RECORDS FOR THIS EXERCISE =>
╔══
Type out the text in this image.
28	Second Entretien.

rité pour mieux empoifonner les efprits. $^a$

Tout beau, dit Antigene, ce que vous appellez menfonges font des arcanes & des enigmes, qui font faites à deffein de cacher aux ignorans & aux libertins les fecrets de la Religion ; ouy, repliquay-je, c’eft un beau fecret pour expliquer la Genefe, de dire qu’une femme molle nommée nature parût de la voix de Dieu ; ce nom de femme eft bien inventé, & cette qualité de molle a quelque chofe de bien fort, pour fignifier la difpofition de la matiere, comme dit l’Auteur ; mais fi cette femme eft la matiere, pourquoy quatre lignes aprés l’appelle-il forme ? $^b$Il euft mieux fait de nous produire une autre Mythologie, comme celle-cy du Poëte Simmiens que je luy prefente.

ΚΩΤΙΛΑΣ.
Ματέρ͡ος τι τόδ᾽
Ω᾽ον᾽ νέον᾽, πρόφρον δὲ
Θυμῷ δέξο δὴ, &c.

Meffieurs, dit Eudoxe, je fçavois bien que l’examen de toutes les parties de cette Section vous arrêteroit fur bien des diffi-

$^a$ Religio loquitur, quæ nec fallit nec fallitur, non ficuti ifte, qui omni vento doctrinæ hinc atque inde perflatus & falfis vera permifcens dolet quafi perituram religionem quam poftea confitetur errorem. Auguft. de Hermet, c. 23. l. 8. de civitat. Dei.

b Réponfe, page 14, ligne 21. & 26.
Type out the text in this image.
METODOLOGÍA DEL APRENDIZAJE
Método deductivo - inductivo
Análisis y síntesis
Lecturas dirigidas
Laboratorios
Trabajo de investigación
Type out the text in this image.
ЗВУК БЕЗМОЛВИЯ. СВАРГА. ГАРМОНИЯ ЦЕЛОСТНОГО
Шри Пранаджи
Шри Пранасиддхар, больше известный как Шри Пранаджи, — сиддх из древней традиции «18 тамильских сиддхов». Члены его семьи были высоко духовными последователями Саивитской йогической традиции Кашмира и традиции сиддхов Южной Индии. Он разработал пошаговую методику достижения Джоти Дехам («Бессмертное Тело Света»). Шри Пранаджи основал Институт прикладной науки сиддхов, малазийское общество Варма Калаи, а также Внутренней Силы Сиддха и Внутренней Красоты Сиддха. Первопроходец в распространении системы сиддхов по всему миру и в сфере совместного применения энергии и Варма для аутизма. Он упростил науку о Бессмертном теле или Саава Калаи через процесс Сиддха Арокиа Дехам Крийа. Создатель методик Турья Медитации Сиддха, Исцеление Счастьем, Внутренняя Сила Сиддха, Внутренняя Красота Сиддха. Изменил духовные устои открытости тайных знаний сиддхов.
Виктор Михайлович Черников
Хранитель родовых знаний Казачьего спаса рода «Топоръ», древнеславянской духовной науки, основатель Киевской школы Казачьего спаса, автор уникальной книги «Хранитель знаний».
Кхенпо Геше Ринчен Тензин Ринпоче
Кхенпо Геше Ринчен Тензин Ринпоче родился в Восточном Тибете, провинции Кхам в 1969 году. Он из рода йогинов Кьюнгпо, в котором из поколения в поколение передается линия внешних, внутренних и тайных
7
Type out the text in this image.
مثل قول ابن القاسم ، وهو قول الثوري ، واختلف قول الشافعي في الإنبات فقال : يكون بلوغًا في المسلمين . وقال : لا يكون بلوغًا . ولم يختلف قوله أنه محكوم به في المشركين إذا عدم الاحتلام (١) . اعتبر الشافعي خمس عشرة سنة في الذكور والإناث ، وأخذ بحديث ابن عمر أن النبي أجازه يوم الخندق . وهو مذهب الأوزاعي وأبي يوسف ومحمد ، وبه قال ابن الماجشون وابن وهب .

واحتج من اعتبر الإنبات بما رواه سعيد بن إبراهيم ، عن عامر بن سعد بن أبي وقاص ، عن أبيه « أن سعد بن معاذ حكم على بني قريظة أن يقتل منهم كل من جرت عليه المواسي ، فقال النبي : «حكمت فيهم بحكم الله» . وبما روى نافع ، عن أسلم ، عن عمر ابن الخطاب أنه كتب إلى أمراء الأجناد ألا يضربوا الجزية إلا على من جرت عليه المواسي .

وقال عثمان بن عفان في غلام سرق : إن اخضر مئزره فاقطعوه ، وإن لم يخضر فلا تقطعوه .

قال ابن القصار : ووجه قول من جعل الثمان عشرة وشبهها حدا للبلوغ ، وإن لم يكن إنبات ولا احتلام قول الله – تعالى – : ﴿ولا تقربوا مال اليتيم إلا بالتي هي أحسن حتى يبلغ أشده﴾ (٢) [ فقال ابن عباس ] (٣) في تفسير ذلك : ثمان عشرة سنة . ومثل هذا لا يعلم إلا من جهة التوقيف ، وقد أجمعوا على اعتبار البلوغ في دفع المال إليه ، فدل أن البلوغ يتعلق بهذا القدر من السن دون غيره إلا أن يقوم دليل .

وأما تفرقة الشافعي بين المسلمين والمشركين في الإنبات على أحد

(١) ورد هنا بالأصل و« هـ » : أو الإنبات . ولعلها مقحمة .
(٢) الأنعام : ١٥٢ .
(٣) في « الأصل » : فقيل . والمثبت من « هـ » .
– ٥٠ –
╚══
TASK TO CARRY OUT => Copy every record above exactly as it appears.

COMPLETED EXERCISE =>
Type out the text in this image.
28	Second Entretien.

rité pour mieux empoifonner les efprits. $^a$

Tout beau, dit Antigene, ce que vous appellez menfonges font des arcanes & des enigmes, qui font faites à deffein de cacher aux ignorans & aux libertins les fecrets de la Religion ; ouy, repliquay-je, c’eft un beau fecret pour expliquer la Genefe, de dire qu’une femme molle nommée nature parût de la voix de Dieu ; ce nom de femme eft bien inventé, & cette qualité de molle a quelque chofe de bien fort, pour fignifier la difpofition de la matiere, comme dit l’Auteur ; mais fi cette femme eft la matiere, pourquoy quatre lignes aprés l’appelle-il forme ? $^b$Il euft mieux fait de nous produire une autre Mythologie, comme celle-cy du Poëte Simmiens que je luy prefente.

ΚΩΤΙΛΑΣ.
Ματέρ͡ος τι τόδ᾽
Ω᾽ον᾽ νέον᾽, πρόφρον δὲ
Θυμῷ δέξο δὴ, &c.

Meffieurs, dit Eudoxe, je fçavois bien que l’examen de toutes les parties de cette Section vous arrêteroit fur bien des diffi-

$^a$ Religio loquitur, quæ nec fallit nec fallitur, non ficuti ifte, qui omni vento doctrinæ hinc atque inde perflatus & falfis vera permifcens dolet quafi perituram religionem quam poftea confitetur errorem. Auguft. de Hermet, c. 23. l. 8. de civitat. Dei.

b Réponfe, page 14, ligne 21. & 26.
Type out the text in this image.
METODOLOGÍA DEL APRENDIZAJE
Método deductivo - inductivo
Análisis y síntesis
Lecturas dirigidas
Laboratorios
Trabajo de investigación
Type out the text in this image.
ЗВУК БЕЗМОЛВИЯ. СВАРГА. ГАРМОНИЯ ЦЕЛОСТНОГО
Шри Пранаджи
Шри Пранасиддхар, больше известный как Шри Пранаджи, — сиддх из древней традиции «18 тамильских сиддхов». Члены его семьи были высоко духовными последователями Саивитской йогической традиции Кашмира и традиции сиддхов Южной Индии. Он разработал пошаговую методику достижения Джоти Дехам («Бессмертное Тело Света»). Шри Пранаджи основал Институт прикладной науки сиддхов, малазийское общество Варма Калаи, а также Внутренней Силы Сиддха и Внутренней Красоты Сиддха. Первопроходец в распространении системы сиддхов по всему миру и в сфере совместного применения энергии и Варма для аутизма. Он упростил науку о Бессмертном теле или Саава Калаи через процесс Сиддха Арокиа Дехам Крийа. Создатель методик Турья Медитации Сиддха, Исцеление Счастьем, Внутренняя Сила Сиддха, Внутренняя Красота Сиддха. Изменил духовные устои открытости тайных знаний сиддхов.
Виктор Михайлович Черников
Хранитель родовых знаний Казачьего спаса рода «Топоръ», древнеславянской духовной науки, основатель Киевской школы Казачьего спаса, автор уникальной книги «Хранитель знаний».
Кхенпо Геше Ринчен Тензин Ринпоче
Кхенпо Геше Ринчен Тензин Ринпоче родился в Восточном Тибете, провинции Кхам в 1969 году. Он из рода йогинов Кьюнгпо, в котором из поколения в поколение передается линия внешних, внутренних и тайных
7
Type out the text in this image.
مثل قول ابن القاسم ، وهو قول الثوري ، واختلف قول الشافعي في الإنبات فقال : يكون بلوغًا في المسلمين . وقال : لا يكون بلوغًا . ولم يختلف قوله أنه محكوم به في المشركين إذا عدم الاحتلام (١) . اعتبر الشافعي خمس عشرة سنة في الذكور والإناث ، وأخذ بحديث ابن عمر أن النبي أجازه يوم الخندق . وهو مذهب الأوزاعي وأبي يوسف ومحمد ، وبه قال ابن الماجشون وابن وهب .

واحتج من اعتبر الإنبات بما رواه سعيد بن إبراهيم ، عن عامر بن سعد بن أبي وقاص ، عن أبيه « أن سعد بن معاذ حكم على بني قريظة أن يقتل منهم كل من جرت عليه المواسي ، فقال النبي : «حكمت فيهم بحكم الله» . وبما روى نافع ، عن أسلم ، عن عمر ابن الخطاب أنه كتب إلى أمراء الأجناد ألا يضربوا الجزية إلا على من جرت عليه المواسي .

وقال عثمان بن عفان في غلام سرق : إن اخضر مئزره فاقطعوه ، وإن لم يخضر فلا تقطعوه .

قال ابن القصار : ووجه قول من جعل الثمان عشرة وشبهها حدا للبلوغ ، وإن لم يكن إنبات ولا احتلام قول الله – تعالى – : ﴿ولا تقربوا مال اليتيم إلا بالتي هي أحسن حتى يبلغ أشده﴾ (٢) [ فقال ابن عباس ] (٣) في تفسير ذلك : ثمان عشرة سنة . ومثل هذا لا يعلم إلا من جهة التوقيف ، وقد أجمعوا على اعتبار البلوغ في دفع المال إليه ، فدل أن البلوغ يتعلق بهذا القدر من السن دون غيره إلا أن يقوم دليل .

وأما تفرقة الشافعي بين المسلمين والمشركين في الإنبات على أحد

(١) ورد هنا بالأصل و« هـ » : أو الإنبات . ولعلها مقحمة .
(٢) الأنعام : ١٥٢ .
(٣) في « الأصل » : فقيل . والمثبت من « هـ » .
– ٥٠ –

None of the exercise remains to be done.